Skip all pictures, then print the remaining material exactly.

* START Data shown *

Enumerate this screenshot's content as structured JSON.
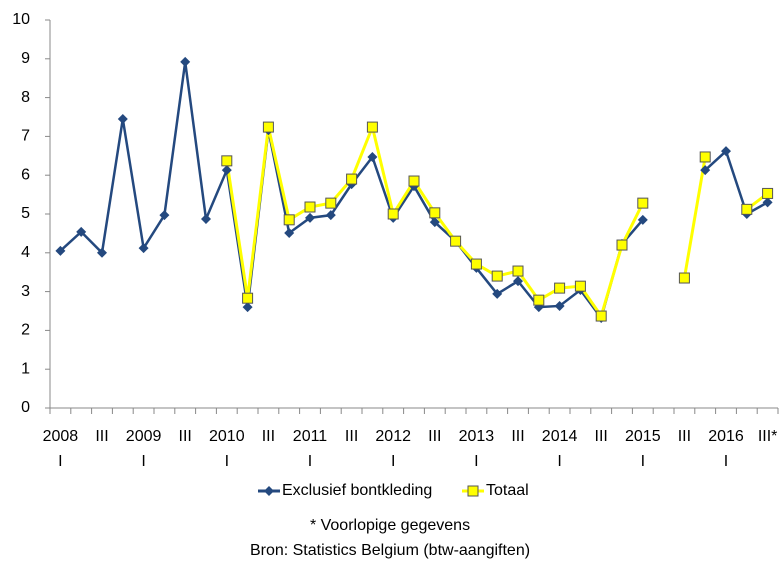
{
  "chart_data": {
    "type": "line",
    "years": [
      "2008",
      "2009",
      "2010",
      "2011",
      "2012",
      "2013",
      "2014",
      "2015",
      "2016"
    ],
    "categories": [
      "I",
      null,
      "III",
      null,
      "I",
      null,
      "III",
      null,
      "I",
      null,
      "III",
      null,
      "I",
      null,
      "III",
      null,
      "I",
      null,
      "III",
      null,
      "I",
      null,
      "III",
      null,
      "I",
      null,
      "III",
      null,
      "I",
      null,
      "III",
      null,
      "I",
      null,
      "III*"
    ],
    "series": [
      {
        "name": "Exclusief bontkleding",
        "color": "#24497f",
        "marker": "diamond",
        "values": [
          4.05,
          4.54,
          4.0,
          7.45,
          4.12,
          4.97,
          8.92,
          4.87,
          6.13,
          2.6,
          7.16,
          4.51,
          4.9,
          4.97,
          5.77,
          6.47,
          4.9,
          5.72,
          4.79,
          4.3,
          3.61,
          2.94,
          3.27,
          2.6,
          2.63,
          3.04,
          2.32,
          4.23,
          4.85,
          null,
          null,
          6.13,
          6.62,
          5.0,
          5.3
        ]
      },
      {
        "name": "Totaal",
        "color": "#ffff00",
        "marker": "square",
        "values": [
          null,
          null,
          null,
          null,
          null,
          null,
          null,
          null,
          6.37,
          2.83,
          7.24,
          4.85,
          5.18,
          5.28,
          5.9,
          7.24,
          5.0,
          5.85,
          5.03,
          4.3,
          3.71,
          3.4,
          3.53,
          2.78,
          3.09,
          3.14,
          2.37,
          4.2,
          5.28,
          null,
          3.35,
          6.47,
          null,
          5.12,
          5.53
        ]
      }
    ],
    "ylim": [
      0,
      10
    ],
    "yticks": [
      0,
      1,
      2,
      3,
      4,
      5,
      6,
      7,
      8,
      9,
      10
    ],
    "legend": "bottom",
    "notes": [
      "* Voorlopige gegevens",
      "Bron: Statistics Belgium (btw-aangiften)"
    ]
  }
}
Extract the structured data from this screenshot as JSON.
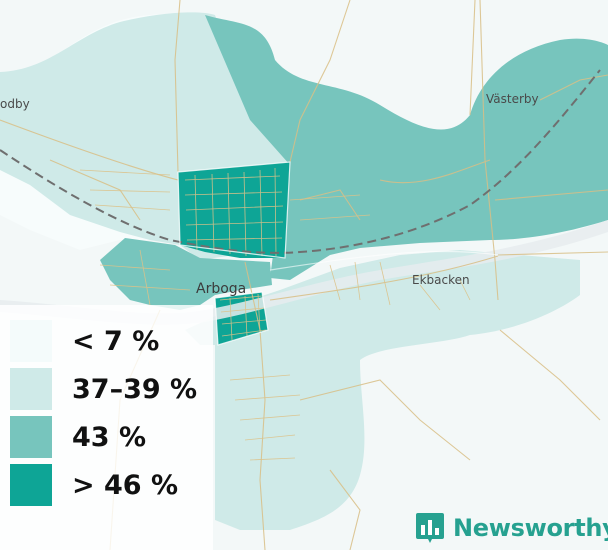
{
  "places": {
    "odby": "odby",
    "vasterby": "Västerby",
    "arboga": "Arboga",
    "ekbacken": "Ekbacken"
  },
  "legend": {
    "items": [
      {
        "label": "< 7 %",
        "color": "#f4fbfb"
      },
      {
        "label": "37–39 %",
        "color": "#cfeae8"
      },
      {
        "label": "43 %",
        "color": "#77c5bd"
      },
      {
        "label": "> 46 %",
        "color": "#0ea596"
      }
    ]
  },
  "brand": {
    "name": "Newsworthy",
    "color": "#26a190",
    "logo_icon": "bar-chart-logo-icon"
  },
  "colors": {
    "background": "#f3f8f8",
    "road": "#d9bf86",
    "railway": "#707070",
    "water": "#e6ecee"
  }
}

* END Data shown *

Correct answer:
Enumerate this screenshot's content as structured JSON.
{
  "chart_data": {
    "type": "line",
    "years": [
      "2008",
      "2009",
      "2010",
      "2011",
      "2012",
      "2013",
      "2014",
      "2015",
      "2016"
    ],
    "categories": [
      "I",
      null,
      "III",
      null,
      "I",
      null,
      "III",
      null,
      "I",
      null,
      "III",
      null,
      "I",
      null,
      "III",
      null,
      "I",
      null,
      "III",
      null,
      "I",
      null,
      "III",
      null,
      "I",
      null,
      "III",
      null,
      "I",
      null,
      "III",
      null,
      "I",
      null,
      "III*"
    ],
    "series": [
      {
        "name": "Exclusief bontkleding",
        "color": "#24497f",
        "marker": "diamond",
        "values": [
          4.05,
          4.54,
          4.0,
          7.45,
          4.12,
          4.97,
          8.92,
          4.87,
          6.13,
          2.6,
          7.16,
          4.51,
          4.9,
          4.97,
          5.77,
          6.47,
          4.9,
          5.72,
          4.79,
          4.3,
          3.61,
          2.94,
          3.27,
          2.6,
          2.63,
          3.04,
          2.32,
          4.23,
          4.85,
          null,
          null,
          6.13,
          6.62,
          5.0,
          5.3
        ]
      },
      {
        "name": "Totaal",
        "color": "#ffff00",
        "marker": "square",
        "values": [
          null,
          null,
          null,
          null,
          null,
          null,
          null,
          null,
          6.37,
          2.83,
          7.24,
          4.85,
          5.18,
          5.28,
          5.9,
          7.24,
          5.0,
          5.85,
          5.03,
          4.3,
          3.71,
          3.4,
          3.53,
          2.78,
          3.09,
          3.14,
          2.37,
          4.2,
          5.28,
          null,
          3.35,
          6.47,
          null,
          5.12,
          5.53
        ]
      }
    ],
    "ylim": [
      0,
      10
    ],
    "yticks": [
      0,
      1,
      2,
      3,
      4,
      5,
      6,
      7,
      8,
      9,
      10
    ],
    "legend": "bottom",
    "notes": [
      "* Voorlopige gegevens",
      "Bron: Statistics Belgium (btw-aangiften)"
    ]
  }
}
Extract the structured data from this screenshot as JSON.
{
  "places": {
    "odby": "odby",
    "vasterby": "Västerby",
    "arboga": "Arboga",
    "ekbacken": "Ekbacken"
  },
  "legend": {
    "items": [
      {
        "label": "< 7 %",
        "color": "#f4fbfb"
      },
      {
        "label": "37–39 %",
        "color": "#cfeae8"
      },
      {
        "label": "43 %",
        "color": "#77c5bd"
      },
      {
        "label": "> 46 %",
        "color": "#0ea596"
      }
    ]
  },
  "brand": {
    "name": "Newsworthy",
    "color": "#26a190",
    "logo_icon": "bar-chart-logo-icon"
  },
  "colors": {
    "background": "#f3f8f8",
    "road": "#d9bf86",
    "railway": "#707070",
    "water": "#e6ecee"
  }
}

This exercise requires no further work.